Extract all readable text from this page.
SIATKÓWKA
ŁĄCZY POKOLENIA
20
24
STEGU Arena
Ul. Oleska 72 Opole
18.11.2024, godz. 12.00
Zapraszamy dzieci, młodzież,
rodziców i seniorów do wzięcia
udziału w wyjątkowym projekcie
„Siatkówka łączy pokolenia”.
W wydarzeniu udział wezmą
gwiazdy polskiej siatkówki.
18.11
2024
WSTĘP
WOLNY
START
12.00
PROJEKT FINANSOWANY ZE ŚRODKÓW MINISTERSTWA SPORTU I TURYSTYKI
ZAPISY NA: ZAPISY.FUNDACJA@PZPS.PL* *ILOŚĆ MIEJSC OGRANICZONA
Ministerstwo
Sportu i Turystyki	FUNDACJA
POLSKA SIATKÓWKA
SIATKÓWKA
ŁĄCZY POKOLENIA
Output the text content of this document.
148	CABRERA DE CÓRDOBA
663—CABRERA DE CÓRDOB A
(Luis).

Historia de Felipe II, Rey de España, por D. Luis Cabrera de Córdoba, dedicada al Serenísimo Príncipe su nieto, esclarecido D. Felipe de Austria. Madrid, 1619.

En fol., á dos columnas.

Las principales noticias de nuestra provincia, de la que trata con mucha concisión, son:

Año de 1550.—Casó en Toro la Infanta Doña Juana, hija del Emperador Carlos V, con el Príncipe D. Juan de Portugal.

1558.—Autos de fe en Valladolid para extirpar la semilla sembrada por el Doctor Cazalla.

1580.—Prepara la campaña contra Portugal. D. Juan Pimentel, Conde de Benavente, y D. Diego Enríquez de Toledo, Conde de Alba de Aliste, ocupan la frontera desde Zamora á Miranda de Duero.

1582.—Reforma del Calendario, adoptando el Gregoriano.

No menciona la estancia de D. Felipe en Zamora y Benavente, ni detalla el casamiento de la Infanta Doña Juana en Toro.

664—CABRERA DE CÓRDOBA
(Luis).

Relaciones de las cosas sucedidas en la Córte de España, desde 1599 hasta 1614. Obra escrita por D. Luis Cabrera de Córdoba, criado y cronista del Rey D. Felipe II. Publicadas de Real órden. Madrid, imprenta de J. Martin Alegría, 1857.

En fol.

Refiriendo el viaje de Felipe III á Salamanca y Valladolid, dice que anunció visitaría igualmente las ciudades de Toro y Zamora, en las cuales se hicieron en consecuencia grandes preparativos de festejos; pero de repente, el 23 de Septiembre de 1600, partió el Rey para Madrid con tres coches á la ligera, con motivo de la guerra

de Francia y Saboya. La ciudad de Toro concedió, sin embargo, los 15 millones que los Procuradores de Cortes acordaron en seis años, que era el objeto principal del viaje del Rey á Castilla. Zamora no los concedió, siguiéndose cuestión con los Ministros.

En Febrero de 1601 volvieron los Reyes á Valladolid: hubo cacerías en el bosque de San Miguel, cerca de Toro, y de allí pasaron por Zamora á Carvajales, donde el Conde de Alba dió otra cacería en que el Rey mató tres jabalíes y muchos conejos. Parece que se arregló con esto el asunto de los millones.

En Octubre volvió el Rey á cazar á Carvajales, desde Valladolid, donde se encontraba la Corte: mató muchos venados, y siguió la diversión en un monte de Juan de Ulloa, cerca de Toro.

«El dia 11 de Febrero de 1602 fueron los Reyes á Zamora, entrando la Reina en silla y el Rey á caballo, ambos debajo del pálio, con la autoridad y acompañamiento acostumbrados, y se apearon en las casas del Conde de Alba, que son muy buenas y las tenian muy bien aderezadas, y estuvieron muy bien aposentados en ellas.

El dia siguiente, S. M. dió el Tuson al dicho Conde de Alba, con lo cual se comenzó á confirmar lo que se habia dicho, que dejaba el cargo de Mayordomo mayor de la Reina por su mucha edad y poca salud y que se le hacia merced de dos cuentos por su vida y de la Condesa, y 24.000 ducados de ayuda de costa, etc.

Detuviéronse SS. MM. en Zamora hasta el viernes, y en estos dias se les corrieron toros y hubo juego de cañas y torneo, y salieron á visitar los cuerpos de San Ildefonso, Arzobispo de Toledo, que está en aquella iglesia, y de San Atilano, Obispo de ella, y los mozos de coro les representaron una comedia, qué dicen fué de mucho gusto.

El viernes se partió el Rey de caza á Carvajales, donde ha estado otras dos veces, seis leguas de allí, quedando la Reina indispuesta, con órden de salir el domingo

- **Brief**
Transcribe each entry exactly.

- **Written response**
Extract all readable text from this page.
SIATKÓWKA
ŁĄCZY POKOLENIA
20
24
STEGU Arena
Ul. Oleska 72 Opole
18.11.2024, godz. 12.00
Zapraszamy dzieci, młodzież,
rodziców i seniorów do wzięcia
udziału w wyjątkowym projekcie
„Siatkówka łączy pokolenia”.
W wydarzeniu udział wezmą
gwiazdy polskiej siatkówki.
18.11
2024
WSTĘP
WOLNY
START
12.00
PROJEKT FINANSOWANY ZE ŚRODKÓW MINISTERSTWA SPORTU I TURYSTYKI
ZAPISY NA: ZAPISY.FUNDACJA@PZPS.PL* *ILOŚĆ MIEJSC OGRANICZONA
Ministerstwo
Sportu i Turystyki	FUNDACJA
POLSKA SIATKÓWKA
SIATKÓWKA
ŁĄCZY POKOLENIA
Output the text content of this document.
148	CABRERA DE CÓRDOBA
663—CABRERA DE CÓRDOB A
(Luis).

Historia de Felipe II, Rey de España, por D. Luis Cabrera de Córdoba, dedicada al Serenísimo Príncipe su nieto, esclarecido D. Felipe de Austria. Madrid, 1619.

En fol., á dos columnas.

Las principales noticias de nuestra provincia, de la que trata con mucha concisión, son:

Año de 1550.—Casó en Toro la Infanta Doña Juana, hija del Emperador Carlos V, con el Príncipe D. Juan de Portugal.

1558.—Autos de fe en Valladolid para extirpar la semilla sembrada por el Doctor Cazalla.

1580.—Prepara la campaña contra Portugal. D. Juan Pimentel, Conde de Benavente, y D. Diego Enríquez de Toledo, Conde de Alba de Aliste, ocupan la frontera desde Zamora á Miranda de Duero.

1582.—Reforma del Calendario, adoptando el Gregoriano.

No menciona la estancia de D. Felipe en Zamora y Benavente, ni detalla el casamiento de la Infanta Doña Juana en Toro.

664—CABRERA DE CÓRDOBA
(Luis).

Relaciones de las cosas sucedidas en la Córte de España, desde 1599 hasta 1614. Obra escrita por D. Luis Cabrera de Córdoba, criado y cronista del Rey D. Felipe II. Publicadas de Real órden. Madrid, imprenta de J. Martin Alegría, 1857.

En fol.

Refiriendo el viaje de Felipe III á Salamanca y Valladolid, dice que anunció visitaría igualmente las ciudades de Toro y Zamora, en las cuales se hicieron en consecuencia grandes preparativos de festejos; pero de repente, el 23 de Septiembre de 1600, partió el Rey para Madrid con tres coches á la ligera, con motivo de la guerra

de Francia y Saboya. La ciudad de Toro concedió, sin embargo, los 15 millones que los Procuradores de Cortes acordaron en seis años, que era el objeto principal del viaje del Rey á Castilla. Zamora no los concedió, siguiéndose cuestión con los Ministros.

En Febrero de 1601 volvieron los Reyes á Valladolid: hubo cacerías en el bosque de San Miguel, cerca de Toro, y de allí pasaron por Zamora á Carvajales, donde el Conde de Alba dió otra cacería en que el Rey mató tres jabalíes y muchos conejos. Parece que se arregló con esto el asunto de los millones.

En Octubre volvió el Rey á cazar á Carvajales, desde Valladolid, donde se encontraba la Corte: mató muchos venados, y siguió la diversión en un monte de Juan de Ulloa, cerca de Toro.

«El dia 11 de Febrero de 1602 fueron los Reyes á Zamora, entrando la Reina en silla y el Rey á caballo, ambos debajo del pálio, con la autoridad y acompañamiento acostumbrados, y se apearon en las casas del Conde de Alba, que son muy buenas y las tenian muy bien aderezadas, y estuvieron muy bien aposentados en ellas.

El dia siguiente, S. M. dió el Tuson al dicho Conde de Alba, con lo cual se comenzó á confirmar lo que se habia dicho, que dejaba el cargo de Mayordomo mayor de la Reina por su mucha edad y poca salud y que se le hacia merced de dos cuentos por su vida y de la Condesa, y 24.000 ducados de ayuda de costa, etc.

Detuviéronse SS. MM. en Zamora hasta el viernes, y en estos dias se les corrieron toros y hubo juego de cañas y torneo, y salieron á visitar los cuerpos de San Ildefonso, Arzobispo de Toledo, que está en aquella iglesia, y de San Atilano, Obispo de ella, y los mozos de coro les representaron una comedia, qué dicen fué de mucho gusto.

El viernes se partió el Rey de caza á Carvajales, donde ha estado otras dos veces, seis leguas de allí, quedando la Reina indispuesta, con órden de salir el domingo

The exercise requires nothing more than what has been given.